Exercise
Retype exactly the lines from the line with "Convert this screenshot" to the end of the data, keeping both boundary lines.

Provided data
########
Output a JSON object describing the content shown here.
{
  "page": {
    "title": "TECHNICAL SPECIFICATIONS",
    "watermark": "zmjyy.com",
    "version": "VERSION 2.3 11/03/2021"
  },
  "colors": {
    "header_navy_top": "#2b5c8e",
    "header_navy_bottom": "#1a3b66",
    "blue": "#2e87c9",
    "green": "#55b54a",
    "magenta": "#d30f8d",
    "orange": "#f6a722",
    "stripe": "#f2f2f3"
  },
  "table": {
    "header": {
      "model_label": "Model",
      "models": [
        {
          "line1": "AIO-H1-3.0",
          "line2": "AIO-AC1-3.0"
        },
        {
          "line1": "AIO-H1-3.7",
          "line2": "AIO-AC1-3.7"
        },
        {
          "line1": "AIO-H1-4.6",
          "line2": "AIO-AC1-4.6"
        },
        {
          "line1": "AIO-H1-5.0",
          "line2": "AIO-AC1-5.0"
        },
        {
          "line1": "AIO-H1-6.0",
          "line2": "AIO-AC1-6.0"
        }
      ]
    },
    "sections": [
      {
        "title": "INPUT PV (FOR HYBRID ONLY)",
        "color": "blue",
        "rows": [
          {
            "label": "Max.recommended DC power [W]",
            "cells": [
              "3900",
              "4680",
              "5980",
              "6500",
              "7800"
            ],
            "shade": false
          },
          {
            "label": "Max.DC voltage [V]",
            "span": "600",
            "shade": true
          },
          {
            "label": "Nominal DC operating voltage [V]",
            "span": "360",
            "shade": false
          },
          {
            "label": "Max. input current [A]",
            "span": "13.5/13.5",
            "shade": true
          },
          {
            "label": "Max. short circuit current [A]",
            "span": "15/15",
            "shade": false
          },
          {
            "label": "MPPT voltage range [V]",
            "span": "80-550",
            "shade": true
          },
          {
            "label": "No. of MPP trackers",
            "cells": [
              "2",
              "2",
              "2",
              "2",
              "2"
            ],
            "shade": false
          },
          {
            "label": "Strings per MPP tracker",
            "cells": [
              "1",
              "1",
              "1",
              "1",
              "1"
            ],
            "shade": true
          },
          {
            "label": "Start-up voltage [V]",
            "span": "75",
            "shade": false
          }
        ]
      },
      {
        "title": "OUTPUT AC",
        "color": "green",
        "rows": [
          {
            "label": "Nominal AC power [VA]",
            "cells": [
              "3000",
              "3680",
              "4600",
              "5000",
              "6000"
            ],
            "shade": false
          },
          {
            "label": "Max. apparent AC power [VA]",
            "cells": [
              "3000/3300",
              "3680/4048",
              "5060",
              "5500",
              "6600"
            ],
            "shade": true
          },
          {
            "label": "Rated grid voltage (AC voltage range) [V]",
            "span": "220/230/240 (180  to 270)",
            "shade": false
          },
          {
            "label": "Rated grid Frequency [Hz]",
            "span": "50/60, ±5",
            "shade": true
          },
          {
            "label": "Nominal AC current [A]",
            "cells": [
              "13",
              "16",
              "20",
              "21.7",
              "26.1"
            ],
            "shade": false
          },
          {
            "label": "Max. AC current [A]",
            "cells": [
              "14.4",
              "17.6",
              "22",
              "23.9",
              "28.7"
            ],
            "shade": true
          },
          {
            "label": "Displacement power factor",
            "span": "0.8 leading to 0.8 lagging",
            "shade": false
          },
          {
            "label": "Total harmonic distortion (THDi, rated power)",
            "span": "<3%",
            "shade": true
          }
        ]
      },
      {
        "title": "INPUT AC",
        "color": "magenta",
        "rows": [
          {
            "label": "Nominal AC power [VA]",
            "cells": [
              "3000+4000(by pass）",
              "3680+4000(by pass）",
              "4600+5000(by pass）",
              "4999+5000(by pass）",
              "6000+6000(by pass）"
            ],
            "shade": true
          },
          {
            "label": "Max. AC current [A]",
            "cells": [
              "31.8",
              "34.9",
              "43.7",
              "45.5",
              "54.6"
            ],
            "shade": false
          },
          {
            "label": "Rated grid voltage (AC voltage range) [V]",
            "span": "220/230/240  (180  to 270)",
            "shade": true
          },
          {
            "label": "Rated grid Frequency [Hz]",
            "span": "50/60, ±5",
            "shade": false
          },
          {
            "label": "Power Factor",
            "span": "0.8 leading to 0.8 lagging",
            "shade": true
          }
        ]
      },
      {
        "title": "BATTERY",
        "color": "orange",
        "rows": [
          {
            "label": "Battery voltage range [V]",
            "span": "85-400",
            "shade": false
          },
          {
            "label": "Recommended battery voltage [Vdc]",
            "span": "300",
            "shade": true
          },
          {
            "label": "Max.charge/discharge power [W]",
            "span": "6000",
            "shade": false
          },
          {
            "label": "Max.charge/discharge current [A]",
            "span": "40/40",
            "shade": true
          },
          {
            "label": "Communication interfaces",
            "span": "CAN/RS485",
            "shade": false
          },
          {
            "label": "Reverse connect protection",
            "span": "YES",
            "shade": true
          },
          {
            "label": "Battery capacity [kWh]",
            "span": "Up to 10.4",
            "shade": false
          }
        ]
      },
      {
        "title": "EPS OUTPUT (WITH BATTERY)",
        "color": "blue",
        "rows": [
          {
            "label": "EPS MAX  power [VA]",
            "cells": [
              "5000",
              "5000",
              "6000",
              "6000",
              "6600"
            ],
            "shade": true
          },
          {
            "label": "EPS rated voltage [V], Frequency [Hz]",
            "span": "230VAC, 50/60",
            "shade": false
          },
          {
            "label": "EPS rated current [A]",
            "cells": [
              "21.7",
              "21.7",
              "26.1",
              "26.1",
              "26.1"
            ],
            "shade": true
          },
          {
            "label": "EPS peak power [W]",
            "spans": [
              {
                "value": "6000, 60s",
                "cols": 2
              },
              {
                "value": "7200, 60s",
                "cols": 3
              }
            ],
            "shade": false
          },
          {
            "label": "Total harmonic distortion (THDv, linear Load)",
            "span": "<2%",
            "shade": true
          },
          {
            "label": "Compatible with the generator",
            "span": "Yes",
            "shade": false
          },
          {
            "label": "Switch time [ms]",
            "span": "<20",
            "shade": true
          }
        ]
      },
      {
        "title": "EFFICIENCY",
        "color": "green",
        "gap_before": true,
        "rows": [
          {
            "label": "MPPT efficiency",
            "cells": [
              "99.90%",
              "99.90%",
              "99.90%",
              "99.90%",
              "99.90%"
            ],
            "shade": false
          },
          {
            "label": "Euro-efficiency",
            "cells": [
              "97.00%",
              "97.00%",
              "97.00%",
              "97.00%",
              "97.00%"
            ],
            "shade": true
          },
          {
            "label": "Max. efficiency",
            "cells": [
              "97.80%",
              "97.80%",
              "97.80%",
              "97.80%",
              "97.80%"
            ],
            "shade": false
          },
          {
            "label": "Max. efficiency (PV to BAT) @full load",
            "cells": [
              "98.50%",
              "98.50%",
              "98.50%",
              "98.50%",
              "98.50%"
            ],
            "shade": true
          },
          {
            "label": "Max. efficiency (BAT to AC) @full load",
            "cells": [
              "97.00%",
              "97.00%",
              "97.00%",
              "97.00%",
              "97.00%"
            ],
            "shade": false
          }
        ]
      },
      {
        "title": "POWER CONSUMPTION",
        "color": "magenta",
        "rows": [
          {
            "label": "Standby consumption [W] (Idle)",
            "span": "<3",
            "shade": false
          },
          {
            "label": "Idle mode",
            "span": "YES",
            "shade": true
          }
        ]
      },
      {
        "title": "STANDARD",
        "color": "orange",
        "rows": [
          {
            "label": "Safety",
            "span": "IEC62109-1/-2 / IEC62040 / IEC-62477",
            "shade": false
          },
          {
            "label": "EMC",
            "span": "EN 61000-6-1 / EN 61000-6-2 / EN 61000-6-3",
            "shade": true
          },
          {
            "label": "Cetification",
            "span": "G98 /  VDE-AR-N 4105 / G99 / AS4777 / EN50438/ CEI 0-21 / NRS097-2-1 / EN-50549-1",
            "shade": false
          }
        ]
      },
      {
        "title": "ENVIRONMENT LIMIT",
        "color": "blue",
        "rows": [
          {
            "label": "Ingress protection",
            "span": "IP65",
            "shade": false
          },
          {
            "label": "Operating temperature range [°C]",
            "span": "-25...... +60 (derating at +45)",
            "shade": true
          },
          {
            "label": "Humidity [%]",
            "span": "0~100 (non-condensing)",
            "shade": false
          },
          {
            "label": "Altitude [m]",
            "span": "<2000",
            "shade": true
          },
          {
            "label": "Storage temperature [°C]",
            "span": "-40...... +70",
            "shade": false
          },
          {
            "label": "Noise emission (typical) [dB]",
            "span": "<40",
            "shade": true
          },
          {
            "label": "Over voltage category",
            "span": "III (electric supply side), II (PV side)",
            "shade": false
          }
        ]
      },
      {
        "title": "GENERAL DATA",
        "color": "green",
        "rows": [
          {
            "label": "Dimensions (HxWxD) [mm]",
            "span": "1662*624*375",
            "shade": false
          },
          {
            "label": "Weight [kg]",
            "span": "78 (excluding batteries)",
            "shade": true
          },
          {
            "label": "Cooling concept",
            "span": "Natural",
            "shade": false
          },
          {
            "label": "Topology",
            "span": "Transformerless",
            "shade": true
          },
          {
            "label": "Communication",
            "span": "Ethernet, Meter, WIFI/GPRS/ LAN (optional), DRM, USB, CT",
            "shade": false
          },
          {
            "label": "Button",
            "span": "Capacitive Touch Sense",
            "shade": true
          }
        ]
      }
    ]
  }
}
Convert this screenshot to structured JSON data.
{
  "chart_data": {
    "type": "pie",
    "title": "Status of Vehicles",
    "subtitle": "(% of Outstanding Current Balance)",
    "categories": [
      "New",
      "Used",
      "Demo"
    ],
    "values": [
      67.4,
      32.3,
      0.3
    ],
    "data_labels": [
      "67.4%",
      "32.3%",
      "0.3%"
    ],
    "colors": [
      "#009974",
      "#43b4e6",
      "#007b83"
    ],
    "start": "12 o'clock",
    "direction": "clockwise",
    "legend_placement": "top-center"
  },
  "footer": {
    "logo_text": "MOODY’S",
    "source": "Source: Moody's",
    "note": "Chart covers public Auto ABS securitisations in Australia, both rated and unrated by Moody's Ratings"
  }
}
########
Answer to this exercise
Convert this screenshot to structured JSON data.
{
  "chart_data": {
    "type": "pie",
    "title": "Status of Vehicles",
    "subtitle": "(% of Outstanding Current Balance)",
    "categories": [
      "New",
      "Used",
      "Demo"
    ],
    "values": [
      67.4,
      32.3,
      0.3
    ],
    "data_labels": [
      "67.4%",
      "32.3%",
      "0.3%"
    ],
    "colors": [
      "#009974",
      "#43b4e6",
      "#007b83"
    ],
    "start": "12 o'clock",
    "direction": "clockwise",
    "legend_placement": "top-center"
  },
  "footer": {
    "logo_text": "MOODY’S",
    "source": "Source: Moody's",
    "note": "Chart covers public Auto ABS securitisations in Australia, both rated and unrated by Moody's Ratings"
  }
}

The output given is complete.